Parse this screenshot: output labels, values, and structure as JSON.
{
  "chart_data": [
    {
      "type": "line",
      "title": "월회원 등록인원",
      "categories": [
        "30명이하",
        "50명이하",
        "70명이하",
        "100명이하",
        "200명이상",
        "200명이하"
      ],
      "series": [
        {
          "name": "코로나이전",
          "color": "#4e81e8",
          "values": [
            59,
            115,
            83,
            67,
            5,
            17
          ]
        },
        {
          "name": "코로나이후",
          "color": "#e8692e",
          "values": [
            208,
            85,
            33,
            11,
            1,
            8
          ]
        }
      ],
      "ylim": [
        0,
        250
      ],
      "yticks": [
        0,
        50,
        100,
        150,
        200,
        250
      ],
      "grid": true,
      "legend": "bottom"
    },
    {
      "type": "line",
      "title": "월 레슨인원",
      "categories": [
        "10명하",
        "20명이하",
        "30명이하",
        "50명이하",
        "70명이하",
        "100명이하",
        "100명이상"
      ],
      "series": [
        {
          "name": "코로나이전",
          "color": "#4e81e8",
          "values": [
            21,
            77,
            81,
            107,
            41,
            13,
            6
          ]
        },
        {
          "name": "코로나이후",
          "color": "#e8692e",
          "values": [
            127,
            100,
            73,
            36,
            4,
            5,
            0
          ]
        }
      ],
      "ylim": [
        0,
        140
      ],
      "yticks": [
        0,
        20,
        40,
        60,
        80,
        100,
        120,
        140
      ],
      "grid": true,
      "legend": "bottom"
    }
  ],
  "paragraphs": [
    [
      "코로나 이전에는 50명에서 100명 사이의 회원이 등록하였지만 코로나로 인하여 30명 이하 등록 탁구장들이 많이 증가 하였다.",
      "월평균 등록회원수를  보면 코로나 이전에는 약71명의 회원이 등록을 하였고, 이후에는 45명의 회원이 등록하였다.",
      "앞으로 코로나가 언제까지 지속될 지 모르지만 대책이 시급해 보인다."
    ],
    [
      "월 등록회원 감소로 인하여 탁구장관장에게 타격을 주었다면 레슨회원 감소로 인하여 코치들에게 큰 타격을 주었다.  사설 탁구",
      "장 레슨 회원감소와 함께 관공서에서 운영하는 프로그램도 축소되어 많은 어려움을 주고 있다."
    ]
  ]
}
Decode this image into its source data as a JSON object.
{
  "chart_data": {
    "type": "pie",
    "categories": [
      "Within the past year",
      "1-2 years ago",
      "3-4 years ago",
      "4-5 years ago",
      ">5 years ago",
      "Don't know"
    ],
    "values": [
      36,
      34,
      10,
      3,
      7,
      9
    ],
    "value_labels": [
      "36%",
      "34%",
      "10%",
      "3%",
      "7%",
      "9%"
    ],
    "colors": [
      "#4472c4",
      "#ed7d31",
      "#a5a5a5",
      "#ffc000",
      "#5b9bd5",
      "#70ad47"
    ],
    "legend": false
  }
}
○ ○ ○ ○ ○
__Aim__. Retype the entries exactly, including every line.

__Result of this task__.
Parse this screenshot: output labels, values, and structure as JSON.
{
  "chart_data": [
    {
      "type": "line",
      "title": "월회원 등록인원",
      "categories": [
        "30명이하",
        "50명이하",
        "70명이하",
        "100명이하",
        "200명이상",
        "200명이하"
      ],
      "series": [
        {
          "name": "코로나이전",
          "color": "#4e81e8",
          "values": [
            59,
            115,
            83,
            67,
            5,
            17
          ]
        },
        {
          "name": "코로나이후",
          "color": "#e8692e",
          "values": [
            208,
            85,
            33,
            11,
            1,
            8
          ]
        }
      ],
      "ylim": [
        0,
        250
      ],
      "yticks": [
        0,
        50,
        100,
        150,
        200,
        250
      ],
      "grid": true,
      "legend": "bottom"
    },
    {
      "type": "line",
      "title": "월 레슨인원",
      "categories": [
        "10명하",
        "20명이하",
        "30명이하",
        "50명이하",
        "70명이하",
        "100명이하",
        "100명이상"
      ],
      "series": [
        {
          "name": "코로나이전",
          "color": "#4e81e8",
          "values": [
            21,
            77,
            81,
            107,
            41,
            13,
            6
          ]
        },
        {
          "name": "코로나이후",
          "color": "#e8692e",
          "values": [
            127,
            100,
            73,
            36,
            4,
            5,
            0
          ]
        }
      ],
      "ylim": [
        0,
        140
      ],
      "yticks": [
        0,
        20,
        40,
        60,
        80,
        100,
        120,
        140
      ],
      "grid": true,
      "legend": "bottom"
    }
  ],
  "paragraphs": [
    [
      "코로나 이전에는 50명에서 100명 사이의 회원이 등록하였지만 코로나로 인하여 30명 이하 등록 탁구장들이 많이 증가 하였다.",
      "월평균 등록회원수를  보면 코로나 이전에는 약71명의 회원이 등록을 하였고, 이후에는 45명의 회원이 등록하였다.",
      "앞으로 코로나가 언제까지 지속될 지 모르지만 대책이 시급해 보인다."
    ],
    [
      "월 등록회원 감소로 인하여 탁구장관장에게 타격을 주었다면 레슨회원 감소로 인하여 코치들에게 큰 타격을 주었다.  사설 탁구",
      "장 레슨 회원감소와 함께 관공서에서 운영하는 프로그램도 축소되어 많은 어려움을 주고 있다."
    ]
  ]
}
Decode this image into its source data as a JSON object.
{
  "chart_data": {
    "type": "pie",
    "categories": [
      "Within the past year",
      "1-2 years ago",
      "3-4 years ago",
      "4-5 years ago",
      ">5 years ago",
      "Don't know"
    ],
    "values": [
      36,
      34,
      10,
      3,
      7,
      9
    ],
    "value_labels": [
      "36%",
      "34%",
      "10%",
      "3%",
      "7%",
      "9%"
    ],
    "colors": [
      "#4472c4",
      "#ed7d31",
      "#a5a5a5",
      "#ffc000",
      "#5b9bd5",
      "#70ad47"
    ],
    "legend": false
  }
}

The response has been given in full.